╭──

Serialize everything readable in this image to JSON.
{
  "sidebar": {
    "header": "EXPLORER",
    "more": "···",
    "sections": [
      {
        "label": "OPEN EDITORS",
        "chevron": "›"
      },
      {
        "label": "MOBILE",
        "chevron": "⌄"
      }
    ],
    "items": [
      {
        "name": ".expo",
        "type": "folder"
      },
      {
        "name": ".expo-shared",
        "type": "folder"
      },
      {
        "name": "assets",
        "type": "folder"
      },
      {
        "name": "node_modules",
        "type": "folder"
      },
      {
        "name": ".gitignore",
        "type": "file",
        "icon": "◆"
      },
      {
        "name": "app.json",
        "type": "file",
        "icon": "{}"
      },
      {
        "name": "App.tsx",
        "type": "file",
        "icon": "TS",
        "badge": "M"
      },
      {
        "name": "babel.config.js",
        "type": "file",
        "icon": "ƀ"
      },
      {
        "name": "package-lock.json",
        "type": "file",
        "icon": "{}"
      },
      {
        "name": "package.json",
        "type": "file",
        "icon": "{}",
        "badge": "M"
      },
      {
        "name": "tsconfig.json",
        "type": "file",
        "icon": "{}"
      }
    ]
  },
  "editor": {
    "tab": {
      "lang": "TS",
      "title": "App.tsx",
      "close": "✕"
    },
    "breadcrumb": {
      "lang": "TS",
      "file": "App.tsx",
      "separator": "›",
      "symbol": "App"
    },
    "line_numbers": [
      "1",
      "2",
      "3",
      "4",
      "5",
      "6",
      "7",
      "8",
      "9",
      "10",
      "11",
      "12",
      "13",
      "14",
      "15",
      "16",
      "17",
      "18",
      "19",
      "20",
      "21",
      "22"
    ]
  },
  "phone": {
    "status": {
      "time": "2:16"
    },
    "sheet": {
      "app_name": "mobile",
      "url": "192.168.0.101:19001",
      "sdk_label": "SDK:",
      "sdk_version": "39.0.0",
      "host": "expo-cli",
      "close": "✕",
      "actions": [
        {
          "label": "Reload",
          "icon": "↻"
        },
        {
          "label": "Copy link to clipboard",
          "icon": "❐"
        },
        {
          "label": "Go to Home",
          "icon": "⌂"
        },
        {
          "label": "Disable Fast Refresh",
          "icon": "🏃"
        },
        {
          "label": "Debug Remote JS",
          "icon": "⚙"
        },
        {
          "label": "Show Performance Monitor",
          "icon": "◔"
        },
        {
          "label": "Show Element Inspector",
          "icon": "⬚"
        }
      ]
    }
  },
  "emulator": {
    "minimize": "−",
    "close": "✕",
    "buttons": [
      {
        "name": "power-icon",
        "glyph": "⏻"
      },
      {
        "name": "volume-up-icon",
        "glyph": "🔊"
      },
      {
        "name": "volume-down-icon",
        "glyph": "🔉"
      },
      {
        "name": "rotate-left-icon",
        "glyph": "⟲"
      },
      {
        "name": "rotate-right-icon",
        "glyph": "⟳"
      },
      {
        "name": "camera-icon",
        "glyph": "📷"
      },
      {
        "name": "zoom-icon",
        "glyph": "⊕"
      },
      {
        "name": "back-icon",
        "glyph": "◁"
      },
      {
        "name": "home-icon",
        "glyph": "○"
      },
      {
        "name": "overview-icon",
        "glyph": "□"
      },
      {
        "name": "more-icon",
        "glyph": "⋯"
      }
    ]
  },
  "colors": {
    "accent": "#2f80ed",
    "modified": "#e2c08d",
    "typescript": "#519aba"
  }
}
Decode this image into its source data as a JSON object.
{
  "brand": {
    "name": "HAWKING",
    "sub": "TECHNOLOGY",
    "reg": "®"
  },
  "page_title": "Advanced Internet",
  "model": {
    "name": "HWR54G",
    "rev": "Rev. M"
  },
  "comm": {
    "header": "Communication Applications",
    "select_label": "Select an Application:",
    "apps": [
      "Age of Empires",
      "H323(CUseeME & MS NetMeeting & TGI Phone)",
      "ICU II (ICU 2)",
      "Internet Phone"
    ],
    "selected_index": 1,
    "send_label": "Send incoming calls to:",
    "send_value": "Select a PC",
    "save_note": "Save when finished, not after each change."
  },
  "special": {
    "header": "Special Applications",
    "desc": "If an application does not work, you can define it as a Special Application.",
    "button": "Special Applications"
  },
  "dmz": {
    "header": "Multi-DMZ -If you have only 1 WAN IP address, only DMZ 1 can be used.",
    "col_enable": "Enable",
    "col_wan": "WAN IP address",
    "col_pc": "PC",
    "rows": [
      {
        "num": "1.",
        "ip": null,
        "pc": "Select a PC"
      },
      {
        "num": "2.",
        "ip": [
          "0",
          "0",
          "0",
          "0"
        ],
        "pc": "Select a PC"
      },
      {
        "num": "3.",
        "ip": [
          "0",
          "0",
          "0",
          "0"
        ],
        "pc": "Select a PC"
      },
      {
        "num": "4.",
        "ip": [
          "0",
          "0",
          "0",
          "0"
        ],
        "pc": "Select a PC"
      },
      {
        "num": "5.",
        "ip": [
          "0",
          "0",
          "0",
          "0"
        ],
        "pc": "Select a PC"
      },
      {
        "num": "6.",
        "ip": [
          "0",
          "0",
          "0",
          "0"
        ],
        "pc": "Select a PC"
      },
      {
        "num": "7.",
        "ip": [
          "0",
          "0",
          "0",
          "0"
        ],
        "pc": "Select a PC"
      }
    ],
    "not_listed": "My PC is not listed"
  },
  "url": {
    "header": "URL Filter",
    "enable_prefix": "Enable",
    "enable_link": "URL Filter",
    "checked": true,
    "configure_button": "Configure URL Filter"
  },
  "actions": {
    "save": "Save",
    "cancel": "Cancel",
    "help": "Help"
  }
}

╰──

:: Exercise ::
Produce an exact copy of the whole listing.

:: Problem solution ::
Serialize everything readable in this image to JSON.
{
  "sidebar": {
    "header": "EXPLORER",
    "more": "···",
    "sections": [
      {
        "label": "OPEN EDITORS",
        "chevron": "›"
      },
      {
        "label": "MOBILE",
        "chevron": "⌄"
      }
    ],
    "items": [
      {
        "name": ".expo",
        "type": "folder"
      },
      {
        "name": ".expo-shared",
        "type": "folder"
      },
      {
        "name": "assets",
        "type": "folder"
      },
      {
        "name": "node_modules",
        "type": "folder"
      },
      {
        "name": ".gitignore",
        "type": "file",
        "icon": "◆"
      },
      {
        "name": "app.json",
        "type": "file",
        "icon": "{}"
      },
      {
        "name": "App.tsx",
        "type": "file",
        "icon": "TS",
        "badge": "M"
      },
      {
        "name": "babel.config.js",
        "type": "file",
        "icon": "ƀ"
      },
      {
        "name": "package-lock.json",
        "type": "file",
        "icon": "{}"
      },
      {
        "name": "package.json",
        "type": "file",
        "icon": "{}",
        "badge": "M"
      },
      {
        "name": "tsconfig.json",
        "type": "file",
        "icon": "{}"
      }
    ]
  },
  "editor": {
    "tab": {
      "lang": "TS",
      "title": "App.tsx",
      "close": "✕"
    },
    "breadcrumb": {
      "lang": "TS",
      "file": "App.tsx",
      "separator": "›",
      "symbol": "App"
    },
    "line_numbers": [
      "1",
      "2",
      "3",
      "4",
      "5",
      "6",
      "7",
      "8",
      "9",
      "10",
      "11",
      "12",
      "13",
      "14",
      "15",
      "16",
      "17",
      "18",
      "19",
      "20",
      "21",
      "22"
    ]
  },
  "phone": {
    "status": {
      "time": "2:16"
    },
    "sheet": {
      "app_name": "mobile",
      "url": "192.168.0.101:19001",
      "sdk_label": "SDK:",
      "sdk_version": "39.0.0",
      "host": "expo-cli",
      "close": "✕",
      "actions": [
        {
          "label": "Reload",
          "icon": "↻"
        },
        {
          "label": "Copy link to clipboard",
          "icon": "❐"
        },
        {
          "label": "Go to Home",
          "icon": "⌂"
        },
        {
          "label": "Disable Fast Refresh",
          "icon": "🏃"
        },
        {
          "label": "Debug Remote JS",
          "icon": "⚙"
        },
        {
          "label": "Show Performance Monitor",
          "icon": "◔"
        },
        {
          "label": "Show Element Inspector",
          "icon": "⬚"
        }
      ]
    }
  },
  "emulator": {
    "minimize": "−",
    "close": "✕",
    "buttons": [
      {
        "name": "power-icon",
        "glyph": "⏻"
      },
      {
        "name": "volume-up-icon",
        "glyph": "🔊"
      },
      {
        "name": "volume-down-icon",
        "glyph": "🔉"
      },
      {
        "name": "rotate-left-icon",
        "glyph": "⟲"
      },
      {
        "name": "rotate-right-icon",
        "glyph": "⟳"
      },
      {
        "name": "camera-icon",
        "glyph": "📷"
      },
      {
        "name": "zoom-icon",
        "glyph": "⊕"
      },
      {
        "name": "back-icon",
        "glyph": "◁"
      },
      {
        "name": "home-icon",
        "glyph": "○"
      },
      {
        "name": "overview-icon",
        "glyph": "□"
      },
      {
        "name": "more-icon",
        "glyph": "⋯"
      }
    ]
  },
  "colors": {
    "accent": "#2f80ed",
    "modified": "#e2c08d",
    "typescript": "#519aba"
  }
}
Decode this image into its source data as a JSON object.
{
  "brand": {
    "name": "HAWKING",
    "sub": "TECHNOLOGY",
    "reg": "®"
  },
  "page_title": "Advanced Internet",
  "model": {
    "name": "HWR54G",
    "rev": "Rev. M"
  },
  "comm": {
    "header": "Communication Applications",
    "select_label": "Select an Application:",
    "apps": [
      "Age of Empires",
      "H323(CUseeME & MS NetMeeting & TGI Phone)",
      "ICU II (ICU 2)",
      "Internet Phone"
    ],
    "selected_index": 1,
    "send_label": "Send incoming calls to:",
    "send_value": "Select a PC",
    "save_note": "Save when finished, not after each change."
  },
  "special": {
    "header": "Special Applications",
    "desc": "If an application does not work, you can define it as a Special Application.",
    "button": "Special Applications"
  },
  "dmz": {
    "header": "Multi-DMZ -If you have only 1 WAN IP address, only DMZ 1 can be used.",
    "col_enable": "Enable",
    "col_wan": "WAN IP address",
    "col_pc": "PC",
    "rows": [
      {
        "num": "1.",
        "ip": null,
        "pc": "Select a PC"
      },
      {
        "num": "2.",
        "ip": [
          "0",
          "0",
          "0",
          "0"
        ],
        "pc": "Select a PC"
      },
      {
        "num": "3.",
        "ip": [
          "0",
          "0",
          "0",
          "0"
        ],
        "pc": "Select a PC"
      },
      {
        "num": "4.",
        "ip": [
          "0",
          "0",
          "0",
          "0"
        ],
        "pc": "Select a PC"
      },
      {
        "num": "5.",
        "ip": [
          "0",
          "0",
          "0",
          "0"
        ],
        "pc": "Select a PC"
      },
      {
        "num": "6.",
        "ip": [
          "0",
          "0",
          "0",
          "0"
        ],
        "pc": "Select a PC"
      },
      {
        "num": "7.",
        "ip": [
          "0",
          "0",
          "0",
          "0"
        ],
        "pc": "Select a PC"
      }
    ],
    "not_listed": "My PC is not listed"
  },
  "url": {
    "header": "URL Filter",
    "enable_prefix": "Enable",
    "enable_link": "URL Filter",
    "checked": true,
    "configure_button": "Configure URL Filter"
  },
  "actions": {
    "save": "Save",
    "cancel": "Cancel",
    "help": "Help"
  }
}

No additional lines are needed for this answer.